[MATERIALS PROVIDED]:
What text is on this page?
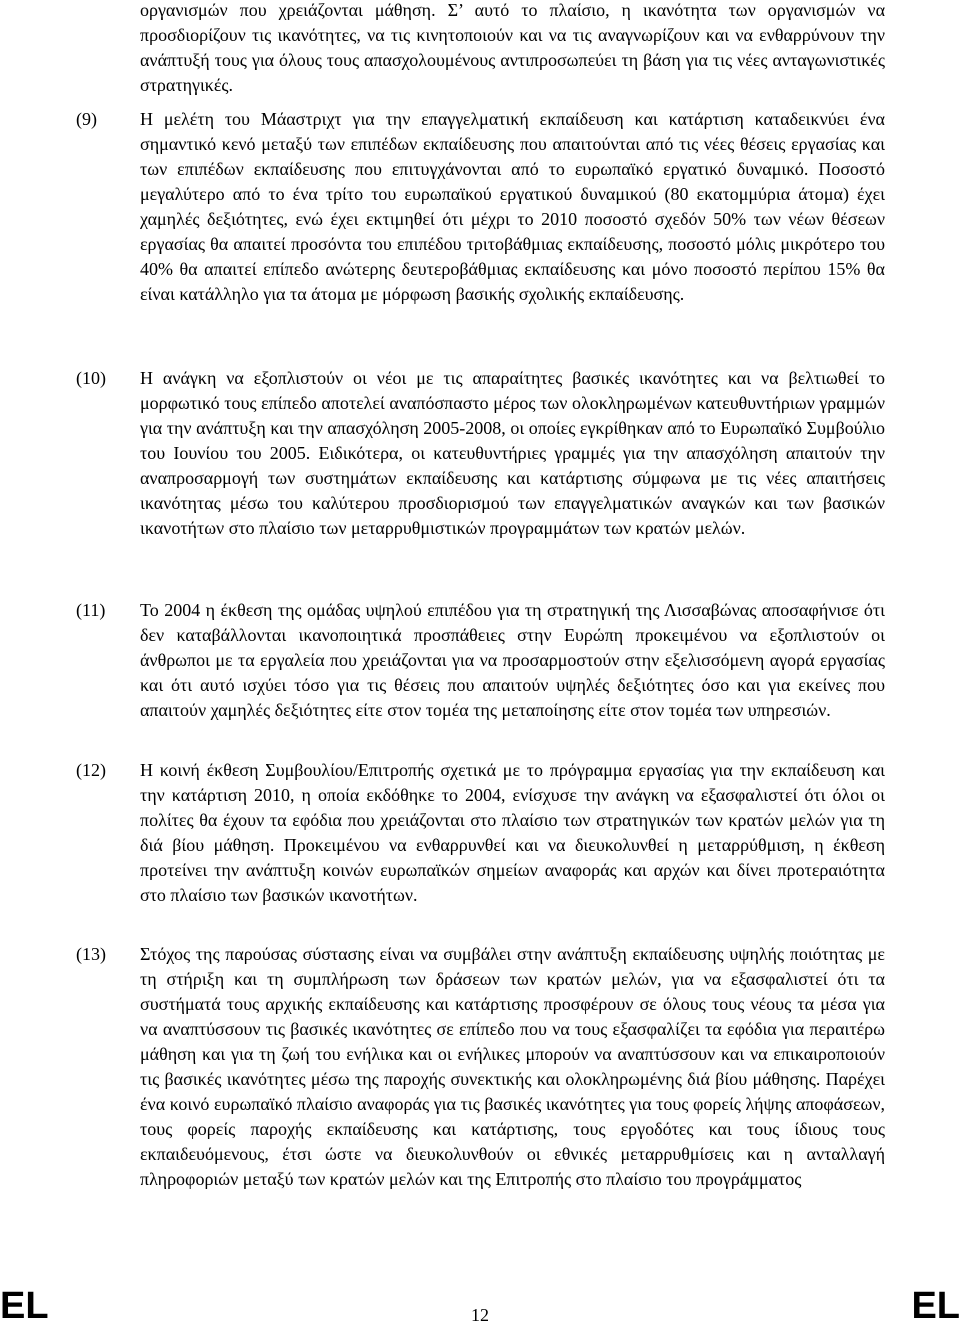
οργανισμών που χρειάζονται μάθηση. Σ’ αυτό το πλαίσιο, η ικανότητα των οργανισμών να προσδιορίζουν τις ικανότητες, να τις κινητοποιούν και να τις αναγνωρίζουν και να ενθαρρύνουν την ανάπτυξή τους για όλους τους απασχολουμένους αντιπροσωπεύει τη βάση για τις νέες ανταγωνιστικές στρατηγικές.
(9) Η μελέτη του Μάαστριχτ για την επαγγελματική εκπαίδευση και κατάρτιση καταδεικνύει ένα σημαντικό κενό μεταξύ των επιπέδων εκπαίδευσης που απαιτούνται από τις νέες θέσεις εργασίας και των επιπέδων εκπαίδευσης που επιτυγχάνονται από το ευρωπαϊκό εργατικό δυναμικό. Ποσοστό μεγαλύτερο από το ένα τρίτο του ευρωπαϊκού εργατικού δυναμικού (80 εκατομμύρια άτομα) έχει χαμηλές δεξιότητες, ενώ έχει εκτιμηθεί ότι μέχρι το 2010 ποσοστό σχεδόν 50% των νέων θέσεων εργασίας θα απαιτεί προσόντα του επιπέδου τριτοβάθμιας εκπαίδευσης, ποσοστό μόλις μικρότερο του 40% θα απαιτεί επίπεδο ανώτερης δευτεροβάθμιας εκπαίδευσης και μόνο ποσοστό περίπου 15% θα είναι κατάλληλο για τα άτομα με μόρφωση βασικής σχολικής εκπαίδευσης.
(10) Η ανάγκη να εξοπλιστούν οι νέοι με τις απαραίτητες βασικές ικανότητες και να βελτιωθεί το μορφωτικό τους επίπεδο αποτελεί αναπόσπαστο μέρος των ολοκληρωμένων κατευθυντήριων γραμμών για την ανάπτυξη και την απασχόληση 2005-2008, οι οποίες εγκρίθηκαν από το Ευρωπαϊκό Συμβούλιο του Ιουνίου του 2005. Ειδικότερα, οι κατευθυντήριες γραμμές για την απασχόληση απαιτούν την αναπροσαρμογή των συστημάτων εκπαίδευσης και κατάρτισης σύμφωνα με τις νέες απαιτήσεις ικανότητας μέσω του καλύτερου προσδιορισμού των επαγγελματικών αναγκών και των βασικών ικανοτήτων στο πλαίσιο των μεταρρυθμιστικών προγραμμάτων των κρατών μελών.
(11) Το 2004 η έκθεση της ομάδας υψηλού επιπέδου για τη στρατηγική της Λισσαβώνας αποσαφήνισε ότι δεν καταβάλλονται ικανοποιητικά προσπάθειες στην Ευρώπη προκειμένου να εξοπλιστούν οι άνθρωποι με τα εργαλεία που χρειάζονται για να προσαρμοστούν στην εξελισσόμενη αγορά εργασίας και ότι αυτό ισχύει τόσο για τις θέσεις που απαιτούν υψηλές δεξιότητες όσο και για εκείνες που απαιτούν χαμηλές δεξιότητες είτε στον τομέα της μεταποίησης είτε στον τομέα των υπηρεσιών.
(12) Η κοινή έκθεση Συμβουλίου/Επιτροπής σχετικά με το πρόγραμμα εργασίας για την εκπαίδευση και την κατάρτιση 2010, η οποία εκδόθηκε το 2004, ενίσχυσε την ανάγκη να εξασφαλιστεί ότι όλοι οι πολίτες θα έχουν τα εφόδια που χρειάζονται στο πλαίσιο των στρατηγικών των κρατών μελών για τη διά βίου μάθηση. Προκειμένου να ενθαρρυνθεί και να διευκολυνθεί η μεταρρύθμιση, η έκθεση προτείνει την ανάπτυξη κοινών ευρωπαϊκών σημείων αναφοράς και αρχών και δίνει προτεραιότητα στο πλαίσιο των βασικών ικανοτήτων.
(13) Στόχος της παρούσας σύστασης είναι να συμβάλει στην ανάπτυξη εκπαίδευσης υψηλής ποιότητας με τη στήριξη και τη συμπλήρωση των δράσεων των κρατών μελών, για να εξασφαλιστεί ότι τα συστήματά τους αρχικής εκπαίδευσης και κατάρτισης προσφέρουν σε όλους τους νέους τα μέσα για να αναπτύσσουν τις βασικές ικανότητες σε επίπεδο που να τους εξασφαλίζει τα εφόδια για περαιτέρω μάθηση και για τη ζωή του ενήλικα και οι ενήλικες μπορούν να αναπτύσσουν και να επικαιροποιούν τις βασικές ικανότητες μέσω της παροχής συνεκτικής και ολοκληρωμένης διά βίου μάθησης. Παρέχει ένα κοινό ευρωπαϊκό πλαίσιο αναφοράς για τις βασικές ικανότητες για τους φορείς λήψης αποφάσεων, τους φορείς παροχής εκπαίδευσης και κατάρτισης, τους εργοδότες και τους ίδιους τους εκπαιδευόμενους, έτσι ώστε να διευκολυνθούν οι εθνικές μεταρρυθμίσεις και η ανταλλαγή πληροφοριών μεταξύ των κρατών μελών και της Επιτροπής στο πλαίσιο του προγράμματος
EL	12	EL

[EXERCISE]: Quote every entry exactly, with the pictures omitted.

[FULL RESPONSE]:
What text is on this page?
οργανισμών που χρειάζονται μάθηση. Σ’ αυτό το πλαίσιο, η ικανότητα των οργανισμών να προσδιορίζουν τις ικανότητες, να τις κινητοποιούν και να τις αναγνωρίζουν και να ενθαρρύνουν την ανάπτυξή τους για όλους τους απασχολουμένους αντιπροσωπεύει τη βάση για τις νέες ανταγωνιστικές στρατηγικές.
(9) Η μελέτη του Μάαστριχτ για την επαγγελματική εκπαίδευση και κατάρτιση καταδεικνύει ένα σημαντικό κενό μεταξύ των επιπέδων εκπαίδευσης που απαιτούνται από τις νέες θέσεις εργασίας και των επιπέδων εκπαίδευσης που επιτυγχάνονται από το ευρωπαϊκό εργατικό δυναμικό. Ποσοστό μεγαλύτερο από το ένα τρίτο του ευρωπαϊκού εργατικού δυναμικού (80 εκατομμύρια άτομα) έχει χαμηλές δεξιότητες, ενώ έχει εκτιμηθεί ότι μέχρι το 2010 ποσοστό σχεδόν 50% των νέων θέσεων εργασίας θα απαιτεί προσόντα του επιπέδου τριτοβάθμιας εκπαίδευσης, ποσοστό μόλις μικρότερο του 40% θα απαιτεί επίπεδο ανώτερης δευτεροβάθμιας εκπαίδευσης και μόνο ποσοστό περίπου 15% θα είναι κατάλληλο για τα άτομα με μόρφωση βασικής σχολικής εκπαίδευσης.
(10) Η ανάγκη να εξοπλιστούν οι νέοι με τις απαραίτητες βασικές ικανότητες και να βελτιωθεί το μορφωτικό τους επίπεδο αποτελεί αναπόσπαστο μέρος των ολοκληρωμένων κατευθυντήριων γραμμών για την ανάπτυξη και την απασχόληση 2005-2008, οι οποίες εγκρίθηκαν από το Ευρωπαϊκό Συμβούλιο του Ιουνίου του 2005. Ειδικότερα, οι κατευθυντήριες γραμμές για την απασχόληση απαιτούν την αναπροσαρμογή των συστημάτων εκπαίδευσης και κατάρτισης σύμφωνα με τις νέες απαιτήσεις ικανότητας μέσω του καλύτερου προσδιορισμού των επαγγελματικών αναγκών και των βασικών ικανοτήτων στο πλαίσιο των μεταρρυθμιστικών προγραμμάτων των κρατών μελών.
(11) Το 2004 η έκθεση της ομάδας υψηλού επιπέδου για τη στρατηγική της Λισσαβώνας αποσαφήνισε ότι δεν καταβάλλονται ικανοποιητικά προσπάθειες στην Ευρώπη προκειμένου να εξοπλιστούν οι άνθρωποι με τα εργαλεία που χρειάζονται για να προσαρμοστούν στην εξελισσόμενη αγορά εργασίας και ότι αυτό ισχύει τόσο για τις θέσεις που απαιτούν υψηλές δεξιότητες όσο και για εκείνες που απαιτούν χαμηλές δεξιότητες είτε στον τομέα της μεταποίησης είτε στον τομέα των υπηρεσιών.
(12) Η κοινή έκθεση Συμβουλίου/Επιτροπής σχετικά με το πρόγραμμα εργασίας για την εκπαίδευση και την κατάρτιση 2010, η οποία εκδόθηκε το 2004, ενίσχυσε την ανάγκη να εξασφαλιστεί ότι όλοι οι πολίτες θα έχουν τα εφόδια που χρειάζονται στο πλαίσιο των στρατηγικών των κρατών μελών για τη διά βίου μάθηση. Προκειμένου να ενθαρρυνθεί και να διευκολυνθεί η μεταρρύθμιση, η έκθεση προτείνει την ανάπτυξη κοινών ευρωπαϊκών σημείων αναφοράς και αρχών και δίνει προτεραιότητα στο πλαίσιο των βασικών ικανοτήτων.
(13) Στόχος της παρούσας σύστασης είναι να συμβάλει στην ανάπτυξη εκπαίδευσης υψηλής ποιότητας με τη στήριξη και τη συμπλήρωση των δράσεων των κρατών μελών, για να εξασφαλιστεί ότι τα συστήματά τους αρχικής εκπαίδευσης και κατάρτισης προσφέρουν σε όλους τους νέους τα μέσα για να αναπτύσσουν τις βασικές ικανότητες σε επίπεδο που να τους εξασφαλίζει τα εφόδια για περαιτέρω μάθηση και για τη ζωή του ενήλικα και οι ενήλικες μπορούν να αναπτύσσουν και να επικαιροποιούν τις βασικές ικανότητες μέσω της παροχής συνεκτικής και ολοκληρωμένης διά βίου μάθησης. Παρέχει ένα κοινό ευρωπαϊκό πλαίσιο αναφοράς για τις βασικές ικανότητες για τους φορείς λήψης αποφάσεων, τους φορείς παροχής εκπαίδευσης και κατάρτισης, τους εργοδότες και τους ίδιους τους εκπαιδευόμενους, έτσι ώστε να διευκολυνθούν οι εθνικές μεταρρυθμίσεις και η ανταλλαγή πληροφοριών μεταξύ των κρατών μελών και της Επιτροπής στο πλαίσιο του προγράμματος
EL	12	EL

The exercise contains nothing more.